EXERCISE PROMPT => Find the lines holding the word "onset" and collect them.

########

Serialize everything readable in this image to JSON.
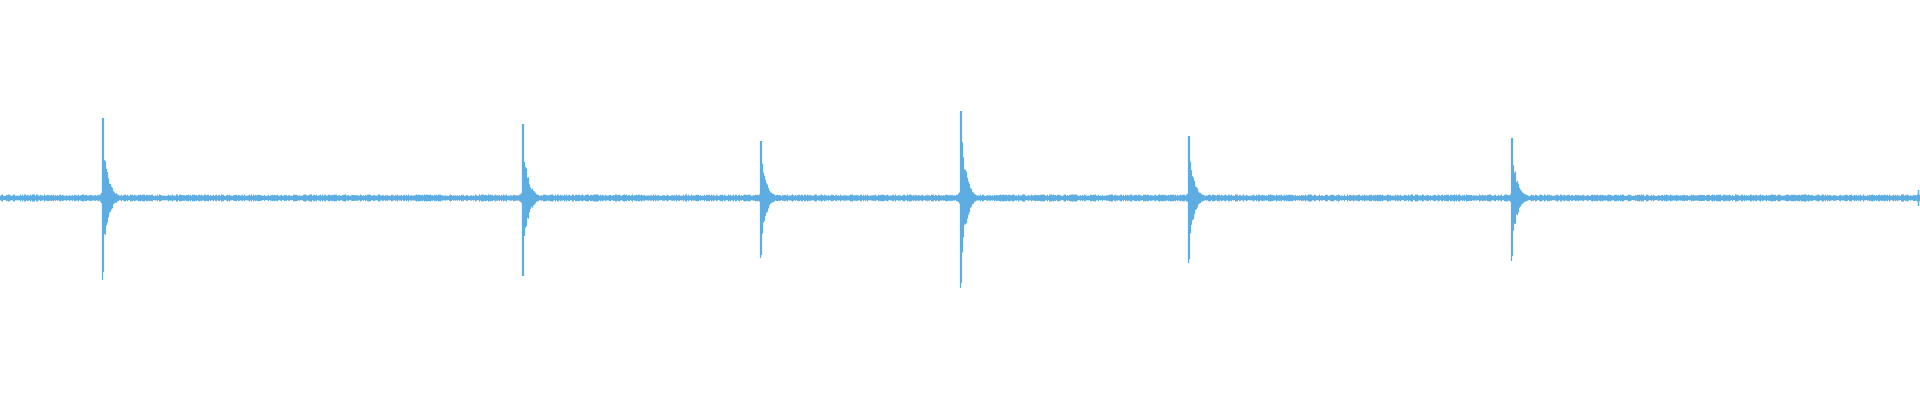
{
  "chart_data": {
    "type": "area",
    "title": "",
    "xlabel": "",
    "ylabel": "",
    "xlim": [
      0,
      1
    ],
    "ylim": [
      -1,
      1
    ],
    "grid": false,
    "legend": "none",
    "color": "#5dade2",
    "background": "#ffffff",
    "noise_floor": 0.01,
    "transients": [
      {
        "onset": 0.053,
        "peak_pos": 0.4,
        "peak_neg": 0.41
      },
      {
        "onset": 0.272,
        "peak_pos": 0.37,
        "peak_neg": 0.39
      },
      {
        "onset": 0.396,
        "peak_pos": 0.285,
        "peak_neg": 0.3
      },
      {
        "onset": 0.5,
        "peak_pos": 0.435,
        "peak_neg": 0.45
      },
      {
        "onset": 0.619,
        "peak_pos": 0.31,
        "peak_neg": 0.325
      },
      {
        "onset": 0.787,
        "peak_pos": 0.3,
        "peak_neg": 0.315
      }
    ]
  }
}
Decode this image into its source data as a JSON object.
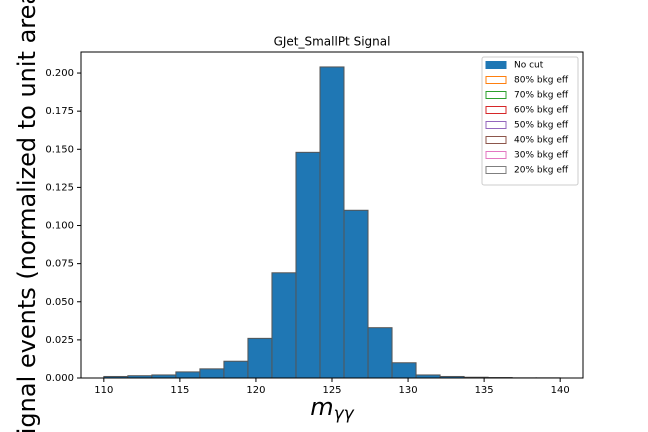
{
  "chart_data": {
    "type": "histogram",
    "title": "GJet_SmallPt Signal",
    "x_label": {
      "main": "m",
      "sub": "γγ"
    },
    "y_label": "Signal events (normalized to unit area)",
    "bins": [
      110,
      111.579,
      113.158,
      114.737,
      116.316,
      117.895,
      119.474,
      121.053,
      122.632,
      124.211,
      125.789,
      127.368,
      128.947,
      130.526,
      132.105,
      133.684,
      135.263,
      136.842,
      138.421,
      140
    ],
    "series": [
      {
        "name": "No cut",
        "color": "#1f77b4",
        "edgecolor": "#555555",
        "values": [
          0.001,
          0.0015,
          0.002,
          0.004,
          0.006,
          0.011,
          0.026,
          0.069,
          0.148,
          0.204,
          0.11,
          0.033,
          0.01,
          0.002,
          0.001,
          0.0005,
          0.0003,
          0.0001,
          0.0001
        ]
      }
    ],
    "legend_entries": [
      {
        "name": "80% bkg eff",
        "color": "#ff7f0e"
      },
      {
        "name": "70% bkg eff",
        "color": "#2ca02c"
      },
      {
        "name": "60% bkg eff",
        "color": "#d62728"
      },
      {
        "name": "50% bkg eff",
        "color": "#9467bd"
      },
      {
        "name": "40% bkg eff",
        "color": "#8c564b"
      },
      {
        "name": "30% bkg eff",
        "color": "#e377c2"
      },
      {
        "name": "20% bkg eff",
        "color": "#7f7f7f"
      }
    ],
    "legend_position": "upper right",
    "xlim": [
      108.5,
      141.5
    ],
    "ylim": [
      0,
      0.2138
    ],
    "xticks": [
      110,
      115,
      120,
      125,
      130,
      135,
      140
    ],
    "yticks": [
      {
        "value": 0,
        "label": "0.000"
      },
      0.025,
      {
        "value": 0.05,
        "label": "0.050"
      },
      0.075,
      {
        "value": 0.1,
        "label": "0.100"
      },
      0.125,
      {
        "value": 0.15,
        "label": "0.150"
      },
      0.175,
      {
        "value": 0.2,
        "label": "0.200"
      }
    ],
    "grid": false
  }
}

########

TASK SOLUTION =>
        "onset": 0.053,
        "onset": 0.272,
        "onset": 0.396,
        "onset": 0.5,
        "onset": 0.619,
        "onset": 0.787,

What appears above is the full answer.